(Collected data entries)
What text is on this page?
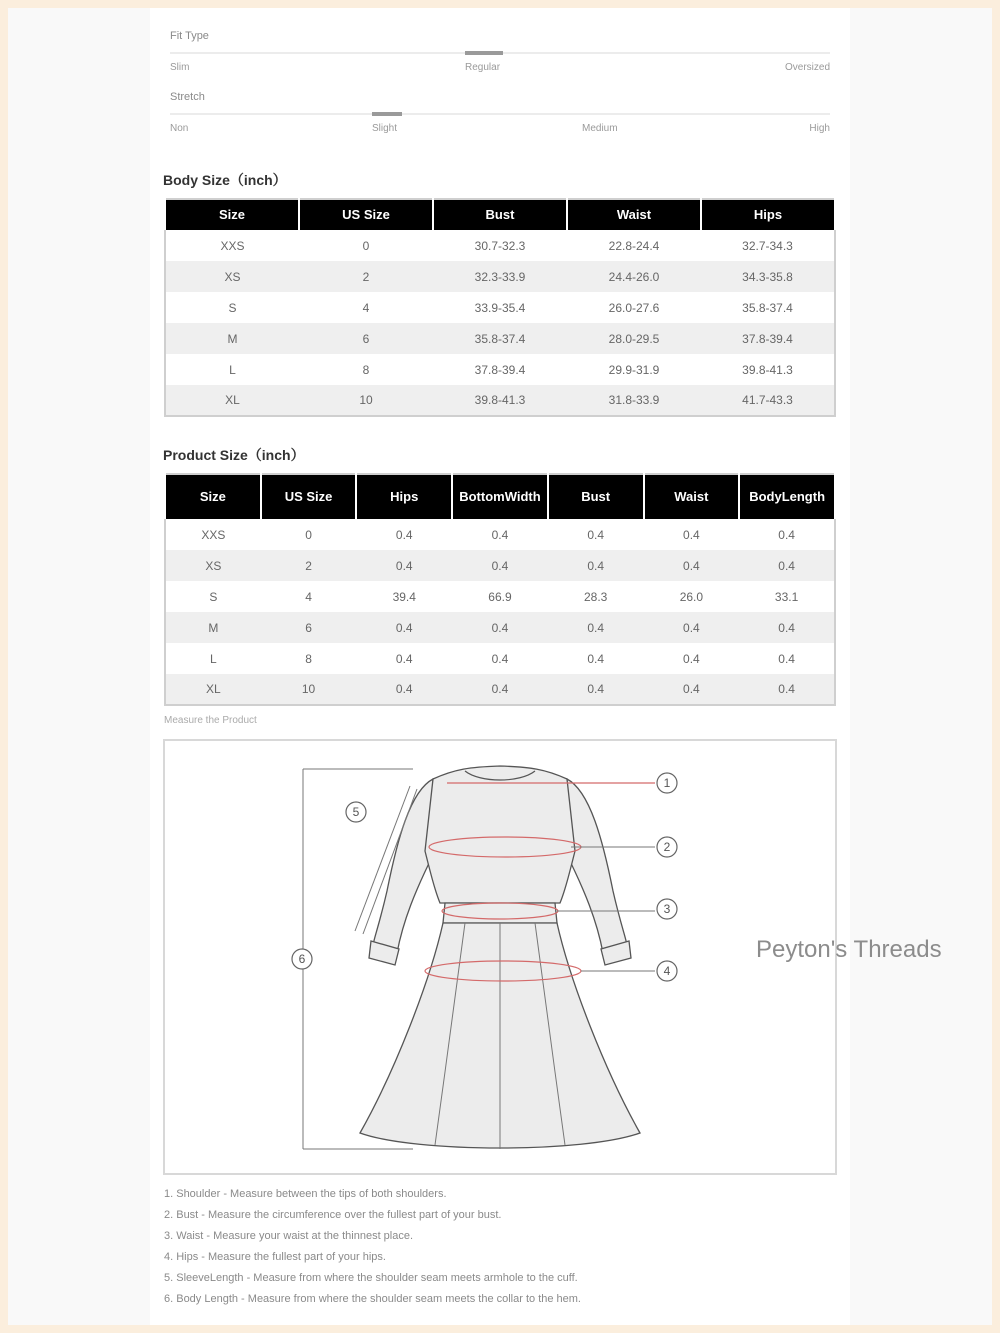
Fit Type
Slim	Regular	Oversized
Stretch
Non	Slight	Medium	High
Body Size（inch）
Size	US Size	Bust	Waist	Hips
XXS	0	30.7-32.3	22.8-24.4	32.7-34.3
XS	2	32.3-33.9	24.4-26.0	34.3-35.8
S	4	33.9-35.4	26.0-27.6	35.8-37.4
M	6	35.8-37.4	28.0-29.5	37.8-39.4
L	8	37.8-39.4	29.9-31.9	39.8-41.3
XL	10	39.8-41.3	31.8-33.9	41.7-43.3
Product Size（inch）
Size	US Size	Hips	BottomWidth	Bust	Waist	BodyLength
XXS	0	0.4	0.4	0.4	0.4	0.4
XS	2	0.4	0.4	0.4	0.4	0.4
S	4	39.4	66.9	28.3	26.0	33.1
M	6	0.4	0.4	0.4	0.4	0.4
L	8	0.4	0.4	0.4	0.4	0.4
XL	10	0.4	0.4	0.4	0.4	0.4
Measure the Product
1
2
3
4
5
6	Peyton's Threads
1. Shoulder - Measure between the tips of both shoulders.
2. Bust - Measure the circumference over the fullest part of your bust.
3. Waist - Measure your waist at the thinnest place.
4. Hips - Measure the fullest part of your hips.
5. SleeveLength - Measure from where the shoulder seam meets armhole to the cuff.
6. Body Length - Measure from where the shoulder seam meets the collar to the hem.
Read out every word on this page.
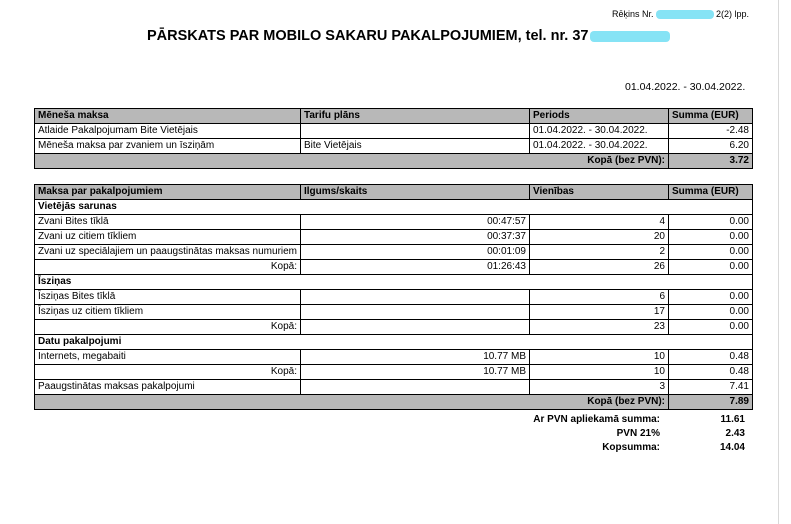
Rēķins Nr.	2(2) lpp.
PĀRSKATS PAR MOBILO SAKARU PAKALPOJUMIEM, tel. nr. 37
01.04.2022. - 30.04.2022.
Mēneša maksa	Tarifu plāns	Periods	Summa (EUR)
Atlaide Pakalpojumam Bite Vietējais		01.04.2022. - 30.04.2022.	-2.48
Mēneša maksa par zvaniem un īsziņām	Bite Vietējais	01.04.2022. - 30.04.2022.	6.20
Kopā (bez PVN):			3.72
Maksa par pakalpojumiem	Ilgums/skaits	Vienības	Summa (EUR)
Vietējās sarunas			
Zvani Bites tīklā	00:47:57	4	0.00
Zvani uz citiem tīkliem	00:37:37	20	0.00
Zvani uz speciālajiem un paaugstinātas maksas numuriem	00:01:09	2	0.00
Kopā:	01:26:43	26	0.00
Īsziņas			
Īsziņas Bites tīklā		6	0.00
Īsziņas uz citiem tīkliem		17	0.00
Kopā:		23	0.00
Datu pakalpojumi			
Internets, megabaiti	10.77 MB	10	0.48
Kopā:	10.77 MB	10	0.48
Paaugstinātas maksas pakalpojumi		3	7.41
Kopā (bez PVN):			7.89
Ar PVN apliekamā summa:	11.61
PVN 21%	2.43
Kopsumma:	14.04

* _What is needed_
The material above must be printed exactly, with its pictures left out.

* _Written answer_
What text is on this page?
Fit Type
Slim	Regular	Oversized
Stretch
Non	Slight	Medium	High
Body Size（inch）
Size	US Size	Bust	Waist	Hips
XXS	0	30.7-32.3	22.8-24.4	32.7-34.3
XS	2	32.3-33.9	24.4-26.0	34.3-35.8
S	4	33.9-35.4	26.0-27.6	35.8-37.4
M	6	35.8-37.4	28.0-29.5	37.8-39.4
L	8	37.8-39.4	29.9-31.9	39.8-41.3
XL	10	39.8-41.3	31.8-33.9	41.7-43.3
Product Size（inch）
Size	US Size	Hips	BottomWidth	Bust	Waist	BodyLength
XXS	0	0.4	0.4	0.4	0.4	0.4
XS	2	0.4	0.4	0.4	0.4	0.4
S	4	39.4	66.9	28.3	26.0	33.1
M	6	0.4	0.4	0.4	0.4	0.4
L	8	0.4	0.4	0.4	0.4	0.4
XL	10	0.4	0.4	0.4	0.4	0.4
Measure the Product
1
2
3
4
5
6	Peyton's Threads
1. Shoulder - Measure between the tips of both shoulders.
2. Bust - Measure the circumference over the fullest part of your bust.
3. Waist - Measure your waist at the thinnest place.
4. Hips - Measure the fullest part of your hips.
5. SleeveLength - Measure from where the shoulder seam meets armhole to the cuff.
6. Body Length - Measure from where the shoulder seam meets the collar to the hem.
Read out every word on this page.
Rēķins Nr.	2(2) lpp.
PĀRSKATS PAR MOBILO SAKARU PAKALPOJUMIEM, tel. nr. 37
01.04.2022. - 30.04.2022.
Mēneša maksa	Tarifu plāns	Periods	Summa (EUR)
Atlaide Pakalpojumam Bite Vietējais		01.04.2022. - 30.04.2022.	-2.48
Mēneša maksa par zvaniem un īsziņām	Bite Vietējais	01.04.2022. - 30.04.2022.	6.20
Kopā (bez PVN):			3.72
Maksa par pakalpojumiem	Ilgums/skaits	Vienības	Summa (EUR)
Vietējās sarunas			
Zvani Bites tīklā	00:47:57	4	0.00
Zvani uz citiem tīkliem	00:37:37	20	0.00
Zvani uz speciālajiem un paaugstinātas maksas numuriem	00:01:09	2	0.00
Kopā:	01:26:43	26	0.00
Īsziņas			
Īsziņas Bites tīklā		6	0.00
Īsziņas uz citiem tīkliem		17	0.00
Kopā:		23	0.00
Datu pakalpojumi			
Internets, megabaiti	10.77 MB	10	0.48
Kopā:	10.77 MB	10	0.48
Paaugstinātas maksas pakalpojumi		3	7.41
Kopā (bez PVN):			7.89
Ar PVN apliekamā summa:	11.61
PVN 21%	2.43
Kopsumma:	14.04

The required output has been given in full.